#### STATED EXERCISE:
Among the entries below, find how many lines carry the word "effect" and state only that figure.

[Dataset rows about figures]
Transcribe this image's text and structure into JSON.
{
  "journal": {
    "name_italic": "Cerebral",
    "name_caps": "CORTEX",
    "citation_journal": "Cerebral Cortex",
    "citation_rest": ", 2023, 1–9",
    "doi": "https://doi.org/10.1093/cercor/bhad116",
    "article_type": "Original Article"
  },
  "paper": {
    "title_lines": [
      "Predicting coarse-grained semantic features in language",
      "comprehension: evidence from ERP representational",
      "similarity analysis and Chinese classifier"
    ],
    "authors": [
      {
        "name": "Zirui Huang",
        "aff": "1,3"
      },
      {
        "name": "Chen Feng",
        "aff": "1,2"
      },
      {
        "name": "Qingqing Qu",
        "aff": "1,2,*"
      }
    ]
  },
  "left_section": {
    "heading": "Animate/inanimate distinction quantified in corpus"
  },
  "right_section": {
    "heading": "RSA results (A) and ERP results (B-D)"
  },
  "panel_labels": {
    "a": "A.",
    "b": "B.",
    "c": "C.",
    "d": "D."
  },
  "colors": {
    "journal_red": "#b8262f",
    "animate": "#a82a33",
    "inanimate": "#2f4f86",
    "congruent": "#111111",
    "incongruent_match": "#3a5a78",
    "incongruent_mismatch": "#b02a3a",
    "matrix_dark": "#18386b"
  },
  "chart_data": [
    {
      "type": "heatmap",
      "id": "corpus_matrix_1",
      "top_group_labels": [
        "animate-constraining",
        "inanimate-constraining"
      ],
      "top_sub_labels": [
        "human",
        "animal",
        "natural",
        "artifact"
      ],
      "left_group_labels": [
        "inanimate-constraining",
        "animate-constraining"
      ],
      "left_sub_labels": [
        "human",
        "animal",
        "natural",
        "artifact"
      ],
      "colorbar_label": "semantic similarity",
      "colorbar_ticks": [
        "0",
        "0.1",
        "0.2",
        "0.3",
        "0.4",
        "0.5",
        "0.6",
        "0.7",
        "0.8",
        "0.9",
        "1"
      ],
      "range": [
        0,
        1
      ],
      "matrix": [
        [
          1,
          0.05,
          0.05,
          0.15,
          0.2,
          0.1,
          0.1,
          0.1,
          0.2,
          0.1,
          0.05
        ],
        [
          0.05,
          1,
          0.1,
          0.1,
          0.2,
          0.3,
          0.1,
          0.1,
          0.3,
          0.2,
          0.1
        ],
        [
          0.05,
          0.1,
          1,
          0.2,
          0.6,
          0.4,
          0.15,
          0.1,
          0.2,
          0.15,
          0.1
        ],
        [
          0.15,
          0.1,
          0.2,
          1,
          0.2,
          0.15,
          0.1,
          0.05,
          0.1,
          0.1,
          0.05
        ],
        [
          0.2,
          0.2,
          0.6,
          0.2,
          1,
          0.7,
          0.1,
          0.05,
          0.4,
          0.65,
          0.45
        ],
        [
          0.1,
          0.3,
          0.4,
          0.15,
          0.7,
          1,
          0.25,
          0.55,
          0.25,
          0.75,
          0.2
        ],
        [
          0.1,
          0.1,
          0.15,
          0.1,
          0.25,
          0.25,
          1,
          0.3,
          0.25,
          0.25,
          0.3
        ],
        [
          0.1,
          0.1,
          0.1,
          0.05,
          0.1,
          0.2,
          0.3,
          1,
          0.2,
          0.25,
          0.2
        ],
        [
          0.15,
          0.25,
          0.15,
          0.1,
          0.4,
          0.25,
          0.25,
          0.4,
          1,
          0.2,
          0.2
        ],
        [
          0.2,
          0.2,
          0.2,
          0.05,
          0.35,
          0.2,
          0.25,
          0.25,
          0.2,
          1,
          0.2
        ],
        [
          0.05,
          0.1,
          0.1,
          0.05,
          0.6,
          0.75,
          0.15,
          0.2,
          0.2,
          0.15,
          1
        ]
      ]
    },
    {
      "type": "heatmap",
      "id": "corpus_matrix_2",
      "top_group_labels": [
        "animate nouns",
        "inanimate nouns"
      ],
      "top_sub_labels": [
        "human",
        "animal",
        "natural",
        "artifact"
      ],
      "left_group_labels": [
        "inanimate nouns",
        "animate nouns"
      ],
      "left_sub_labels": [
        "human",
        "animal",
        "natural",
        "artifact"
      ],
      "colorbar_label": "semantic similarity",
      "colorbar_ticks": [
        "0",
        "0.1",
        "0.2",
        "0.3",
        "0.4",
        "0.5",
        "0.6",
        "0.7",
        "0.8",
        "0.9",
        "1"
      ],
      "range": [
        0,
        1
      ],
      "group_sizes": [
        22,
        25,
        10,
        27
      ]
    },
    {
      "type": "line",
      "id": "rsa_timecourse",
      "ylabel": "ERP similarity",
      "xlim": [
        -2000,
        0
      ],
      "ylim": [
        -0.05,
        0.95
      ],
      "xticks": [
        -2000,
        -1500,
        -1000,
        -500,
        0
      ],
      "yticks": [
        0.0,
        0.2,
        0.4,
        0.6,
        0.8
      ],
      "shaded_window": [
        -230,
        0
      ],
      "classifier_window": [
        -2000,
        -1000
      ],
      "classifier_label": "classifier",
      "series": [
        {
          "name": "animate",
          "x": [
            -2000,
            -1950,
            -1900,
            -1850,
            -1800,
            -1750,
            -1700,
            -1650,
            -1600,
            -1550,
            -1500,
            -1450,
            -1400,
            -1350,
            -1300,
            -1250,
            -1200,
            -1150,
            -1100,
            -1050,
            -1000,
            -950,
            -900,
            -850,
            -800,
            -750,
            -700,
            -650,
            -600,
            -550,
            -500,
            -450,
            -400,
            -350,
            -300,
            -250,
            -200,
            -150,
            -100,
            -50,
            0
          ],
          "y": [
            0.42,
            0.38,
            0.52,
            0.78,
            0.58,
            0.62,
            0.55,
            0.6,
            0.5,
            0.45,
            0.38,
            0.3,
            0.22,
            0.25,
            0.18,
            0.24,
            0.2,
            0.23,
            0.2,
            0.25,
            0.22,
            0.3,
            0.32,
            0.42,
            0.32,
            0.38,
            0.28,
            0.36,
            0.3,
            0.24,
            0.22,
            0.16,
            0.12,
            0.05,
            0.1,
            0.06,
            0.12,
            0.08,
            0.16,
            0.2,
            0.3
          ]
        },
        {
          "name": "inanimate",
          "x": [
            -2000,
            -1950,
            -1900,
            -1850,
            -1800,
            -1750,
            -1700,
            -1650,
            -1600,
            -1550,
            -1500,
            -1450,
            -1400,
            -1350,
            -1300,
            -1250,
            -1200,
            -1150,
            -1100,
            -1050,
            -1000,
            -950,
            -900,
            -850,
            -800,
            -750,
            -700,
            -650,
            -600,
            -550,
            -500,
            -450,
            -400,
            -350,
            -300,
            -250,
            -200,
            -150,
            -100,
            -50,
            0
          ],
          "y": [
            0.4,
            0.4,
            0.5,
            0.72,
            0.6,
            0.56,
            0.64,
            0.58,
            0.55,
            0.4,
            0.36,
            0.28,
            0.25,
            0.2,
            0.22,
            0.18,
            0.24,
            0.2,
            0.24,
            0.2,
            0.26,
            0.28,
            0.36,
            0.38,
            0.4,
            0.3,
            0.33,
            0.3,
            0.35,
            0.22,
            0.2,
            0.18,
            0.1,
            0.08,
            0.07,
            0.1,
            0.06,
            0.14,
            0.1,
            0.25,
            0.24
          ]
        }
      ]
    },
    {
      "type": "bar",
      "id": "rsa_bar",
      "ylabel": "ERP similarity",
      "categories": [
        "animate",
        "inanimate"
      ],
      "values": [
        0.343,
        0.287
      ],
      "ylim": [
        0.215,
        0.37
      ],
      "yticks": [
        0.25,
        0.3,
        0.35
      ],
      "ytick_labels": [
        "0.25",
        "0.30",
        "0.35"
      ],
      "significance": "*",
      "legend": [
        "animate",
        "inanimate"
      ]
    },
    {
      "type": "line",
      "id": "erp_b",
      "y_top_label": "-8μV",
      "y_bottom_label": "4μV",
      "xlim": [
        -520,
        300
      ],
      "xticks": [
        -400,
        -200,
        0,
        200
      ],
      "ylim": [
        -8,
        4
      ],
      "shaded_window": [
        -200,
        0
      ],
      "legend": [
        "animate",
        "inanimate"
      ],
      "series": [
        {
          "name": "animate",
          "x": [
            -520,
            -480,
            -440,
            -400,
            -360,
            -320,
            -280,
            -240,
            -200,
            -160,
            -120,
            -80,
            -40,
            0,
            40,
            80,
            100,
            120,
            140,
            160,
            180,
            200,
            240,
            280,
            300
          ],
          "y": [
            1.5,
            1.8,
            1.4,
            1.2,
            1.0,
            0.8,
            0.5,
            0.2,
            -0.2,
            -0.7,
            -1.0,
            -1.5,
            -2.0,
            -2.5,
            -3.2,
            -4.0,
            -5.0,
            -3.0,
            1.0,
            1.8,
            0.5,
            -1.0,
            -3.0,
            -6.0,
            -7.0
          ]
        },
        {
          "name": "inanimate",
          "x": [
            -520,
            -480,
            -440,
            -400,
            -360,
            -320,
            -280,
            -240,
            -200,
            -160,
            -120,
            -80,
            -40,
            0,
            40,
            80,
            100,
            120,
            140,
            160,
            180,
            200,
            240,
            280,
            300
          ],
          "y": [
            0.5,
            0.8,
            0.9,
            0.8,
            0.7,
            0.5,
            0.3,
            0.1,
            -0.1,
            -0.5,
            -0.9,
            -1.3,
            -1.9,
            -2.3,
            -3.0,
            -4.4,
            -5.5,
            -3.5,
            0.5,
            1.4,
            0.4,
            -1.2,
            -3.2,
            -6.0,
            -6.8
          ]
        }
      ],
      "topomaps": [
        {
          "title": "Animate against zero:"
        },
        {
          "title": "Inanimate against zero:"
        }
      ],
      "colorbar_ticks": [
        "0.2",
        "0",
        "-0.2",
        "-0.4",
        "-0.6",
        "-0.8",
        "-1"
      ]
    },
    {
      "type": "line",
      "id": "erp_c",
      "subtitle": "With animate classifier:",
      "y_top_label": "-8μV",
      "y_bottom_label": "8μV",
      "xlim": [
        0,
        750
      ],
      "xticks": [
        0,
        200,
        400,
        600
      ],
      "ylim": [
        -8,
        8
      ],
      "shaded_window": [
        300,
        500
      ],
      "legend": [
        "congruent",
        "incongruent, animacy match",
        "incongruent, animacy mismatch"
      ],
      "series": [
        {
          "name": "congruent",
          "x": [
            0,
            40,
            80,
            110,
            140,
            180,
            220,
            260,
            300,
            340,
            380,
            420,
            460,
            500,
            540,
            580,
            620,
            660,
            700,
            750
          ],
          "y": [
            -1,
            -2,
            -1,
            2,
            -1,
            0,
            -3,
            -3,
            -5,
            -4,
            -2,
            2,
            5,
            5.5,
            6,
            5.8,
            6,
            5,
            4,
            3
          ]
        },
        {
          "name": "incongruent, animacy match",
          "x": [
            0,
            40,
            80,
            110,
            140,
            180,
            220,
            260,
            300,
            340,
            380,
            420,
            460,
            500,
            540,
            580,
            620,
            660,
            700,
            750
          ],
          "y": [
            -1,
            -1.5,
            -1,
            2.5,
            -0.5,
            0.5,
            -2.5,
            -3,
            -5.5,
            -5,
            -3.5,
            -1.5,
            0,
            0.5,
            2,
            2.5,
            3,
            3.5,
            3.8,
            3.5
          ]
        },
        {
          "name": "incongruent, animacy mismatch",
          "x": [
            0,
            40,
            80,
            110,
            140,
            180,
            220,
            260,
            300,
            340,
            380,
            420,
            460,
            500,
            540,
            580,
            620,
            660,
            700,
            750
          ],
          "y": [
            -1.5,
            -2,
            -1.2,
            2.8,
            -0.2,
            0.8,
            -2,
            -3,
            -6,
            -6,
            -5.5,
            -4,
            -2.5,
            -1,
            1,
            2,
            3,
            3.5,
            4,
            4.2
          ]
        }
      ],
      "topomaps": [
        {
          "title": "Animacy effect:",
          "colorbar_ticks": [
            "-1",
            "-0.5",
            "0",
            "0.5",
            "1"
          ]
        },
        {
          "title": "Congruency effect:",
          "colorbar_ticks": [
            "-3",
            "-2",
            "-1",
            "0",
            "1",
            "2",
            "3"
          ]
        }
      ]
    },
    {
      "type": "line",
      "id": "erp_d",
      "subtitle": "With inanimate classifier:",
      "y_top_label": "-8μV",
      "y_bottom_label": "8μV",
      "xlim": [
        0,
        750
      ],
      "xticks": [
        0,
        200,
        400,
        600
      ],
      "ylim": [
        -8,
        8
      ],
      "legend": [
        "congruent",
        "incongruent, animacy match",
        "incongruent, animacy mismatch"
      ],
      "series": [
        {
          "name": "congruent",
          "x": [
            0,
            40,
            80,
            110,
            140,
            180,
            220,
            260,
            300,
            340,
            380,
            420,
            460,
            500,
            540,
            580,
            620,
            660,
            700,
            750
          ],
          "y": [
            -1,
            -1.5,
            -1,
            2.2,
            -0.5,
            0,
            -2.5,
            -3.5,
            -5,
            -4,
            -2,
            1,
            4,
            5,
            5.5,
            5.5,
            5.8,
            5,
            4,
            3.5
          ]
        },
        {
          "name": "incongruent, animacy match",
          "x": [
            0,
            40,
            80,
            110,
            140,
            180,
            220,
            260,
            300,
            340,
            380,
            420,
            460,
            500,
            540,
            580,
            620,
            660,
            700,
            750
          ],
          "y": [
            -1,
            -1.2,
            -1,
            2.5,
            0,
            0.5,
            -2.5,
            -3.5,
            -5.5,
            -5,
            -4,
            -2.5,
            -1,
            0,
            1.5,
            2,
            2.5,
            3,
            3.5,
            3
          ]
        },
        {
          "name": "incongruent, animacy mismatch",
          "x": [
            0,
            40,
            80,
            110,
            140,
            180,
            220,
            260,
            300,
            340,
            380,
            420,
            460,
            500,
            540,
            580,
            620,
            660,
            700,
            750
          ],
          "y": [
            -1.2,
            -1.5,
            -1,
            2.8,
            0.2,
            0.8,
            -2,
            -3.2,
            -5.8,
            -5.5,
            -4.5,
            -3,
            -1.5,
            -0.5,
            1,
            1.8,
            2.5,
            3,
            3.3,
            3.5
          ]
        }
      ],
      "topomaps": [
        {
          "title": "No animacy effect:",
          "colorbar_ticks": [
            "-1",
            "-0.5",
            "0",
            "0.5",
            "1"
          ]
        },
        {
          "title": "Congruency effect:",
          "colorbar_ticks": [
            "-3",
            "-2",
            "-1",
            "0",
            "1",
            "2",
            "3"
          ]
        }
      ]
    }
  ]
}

#### OUTPUT OF THE TASK:
4